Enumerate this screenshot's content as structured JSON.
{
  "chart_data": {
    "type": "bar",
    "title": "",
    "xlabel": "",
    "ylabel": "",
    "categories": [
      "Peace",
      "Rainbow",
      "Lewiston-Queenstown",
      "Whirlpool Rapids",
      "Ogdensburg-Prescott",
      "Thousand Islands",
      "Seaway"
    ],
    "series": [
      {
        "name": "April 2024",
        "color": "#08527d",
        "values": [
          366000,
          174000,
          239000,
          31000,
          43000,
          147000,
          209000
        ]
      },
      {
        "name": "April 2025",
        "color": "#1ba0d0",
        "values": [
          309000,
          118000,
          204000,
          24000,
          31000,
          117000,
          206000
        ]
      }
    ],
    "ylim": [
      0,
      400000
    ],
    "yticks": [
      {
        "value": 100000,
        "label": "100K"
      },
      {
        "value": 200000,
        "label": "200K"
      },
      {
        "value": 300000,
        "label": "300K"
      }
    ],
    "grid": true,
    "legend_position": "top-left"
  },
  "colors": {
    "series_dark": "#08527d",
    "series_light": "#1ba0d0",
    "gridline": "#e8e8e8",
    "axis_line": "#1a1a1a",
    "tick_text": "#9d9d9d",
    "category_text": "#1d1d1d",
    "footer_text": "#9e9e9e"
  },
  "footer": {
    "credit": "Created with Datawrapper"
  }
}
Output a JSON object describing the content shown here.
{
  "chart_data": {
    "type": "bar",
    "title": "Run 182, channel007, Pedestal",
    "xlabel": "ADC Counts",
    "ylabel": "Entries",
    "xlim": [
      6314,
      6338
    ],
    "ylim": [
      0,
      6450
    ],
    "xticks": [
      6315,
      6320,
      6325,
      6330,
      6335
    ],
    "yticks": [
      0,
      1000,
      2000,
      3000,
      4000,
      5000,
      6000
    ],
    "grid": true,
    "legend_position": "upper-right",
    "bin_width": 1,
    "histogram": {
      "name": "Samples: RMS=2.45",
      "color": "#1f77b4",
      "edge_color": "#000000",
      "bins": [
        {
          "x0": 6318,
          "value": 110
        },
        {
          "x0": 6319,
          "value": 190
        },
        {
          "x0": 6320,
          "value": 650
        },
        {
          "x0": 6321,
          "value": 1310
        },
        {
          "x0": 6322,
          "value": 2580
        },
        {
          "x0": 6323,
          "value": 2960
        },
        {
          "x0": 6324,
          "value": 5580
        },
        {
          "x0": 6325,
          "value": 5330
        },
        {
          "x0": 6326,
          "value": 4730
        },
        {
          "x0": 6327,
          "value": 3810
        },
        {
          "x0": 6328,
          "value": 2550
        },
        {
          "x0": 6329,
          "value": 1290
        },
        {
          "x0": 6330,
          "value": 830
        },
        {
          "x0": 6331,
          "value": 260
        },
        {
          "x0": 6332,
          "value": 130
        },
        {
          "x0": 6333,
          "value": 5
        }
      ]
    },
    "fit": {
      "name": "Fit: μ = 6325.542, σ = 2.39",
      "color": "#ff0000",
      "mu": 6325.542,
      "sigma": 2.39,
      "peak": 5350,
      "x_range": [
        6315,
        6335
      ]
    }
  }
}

> Exercise
Repeat each record exactly, leaving nothing out.

> Result for this exercise
Enumerate this screenshot's content as structured JSON.
{
  "chart_data": {
    "type": "bar",
    "title": "",
    "xlabel": "",
    "ylabel": "",
    "categories": [
      "Peace",
      "Rainbow",
      "Lewiston-Queenstown",
      "Whirlpool Rapids",
      "Ogdensburg-Prescott",
      "Thousand Islands",
      "Seaway"
    ],
    "series": [
      {
        "name": "April 2024",
        "color": "#08527d",
        "values": [
          366000,
          174000,
          239000,
          31000,
          43000,
          147000,
          209000
        ]
      },
      {
        "name": "April 2025",
        "color": "#1ba0d0",
        "values": [
          309000,
          118000,
          204000,
          24000,
          31000,
          117000,
          206000
        ]
      }
    ],
    "ylim": [
      0,
      400000
    ],
    "yticks": [
      {
        "value": 100000,
        "label": "100K"
      },
      {
        "value": 200000,
        "label": "200K"
      },
      {
        "value": 300000,
        "label": "300K"
      }
    ],
    "grid": true,
    "legend_position": "top-left"
  },
  "colors": {
    "series_dark": "#08527d",
    "series_light": "#1ba0d0",
    "gridline": "#e8e8e8",
    "axis_line": "#1a1a1a",
    "tick_text": "#9d9d9d",
    "category_text": "#1d1d1d",
    "footer_text": "#9e9e9e"
  },
  "footer": {
    "credit": "Created with Datawrapper"
  }
}
Output a JSON object describing the content shown here.
{
  "chart_data": {
    "type": "bar",
    "title": "Run 182, channel007, Pedestal",
    "xlabel": "ADC Counts",
    "ylabel": "Entries",
    "xlim": [
      6314,
      6338
    ],
    "ylim": [
      0,
      6450
    ],
    "xticks": [
      6315,
      6320,
      6325,
      6330,
      6335
    ],
    "yticks": [
      0,
      1000,
      2000,
      3000,
      4000,
      5000,
      6000
    ],
    "grid": true,
    "legend_position": "upper-right",
    "bin_width": 1,
    "histogram": {
      "name": "Samples: RMS=2.45",
      "color": "#1f77b4",
      "edge_color": "#000000",
      "bins": [
        {
          "x0": 6318,
          "value": 110
        },
        {
          "x0": 6319,
          "value": 190
        },
        {
          "x0": 6320,
          "value": 650
        },
        {
          "x0": 6321,
          "value": 1310
        },
        {
          "x0": 6322,
          "value": 2580
        },
        {
          "x0": 6323,
          "value": 2960
        },
        {
          "x0": 6324,
          "value": 5580
        },
        {
          "x0": 6325,
          "value": 5330
        },
        {
          "x0": 6326,
          "value": 4730
        },
        {
          "x0": 6327,
          "value": 3810
        },
        {
          "x0": 6328,
          "value": 2550
        },
        {
          "x0": 6329,
          "value": 1290
        },
        {
          "x0": 6330,
          "value": 830
        },
        {
          "x0": 6331,
          "value": 260
        },
        {
          "x0": 6332,
          "value": 130
        },
        {
          "x0": 6333,
          "value": 5
        }
      ]
    },
    "fit": {
      "name": "Fit: μ = 6325.542, σ = 2.39",
      "color": "#ff0000",
      "mu": 6325.542,
      "sigma": 2.39,
      "peak": 5350,
      "x_range": [
        6315,
        6335
      ]
    }
  }
}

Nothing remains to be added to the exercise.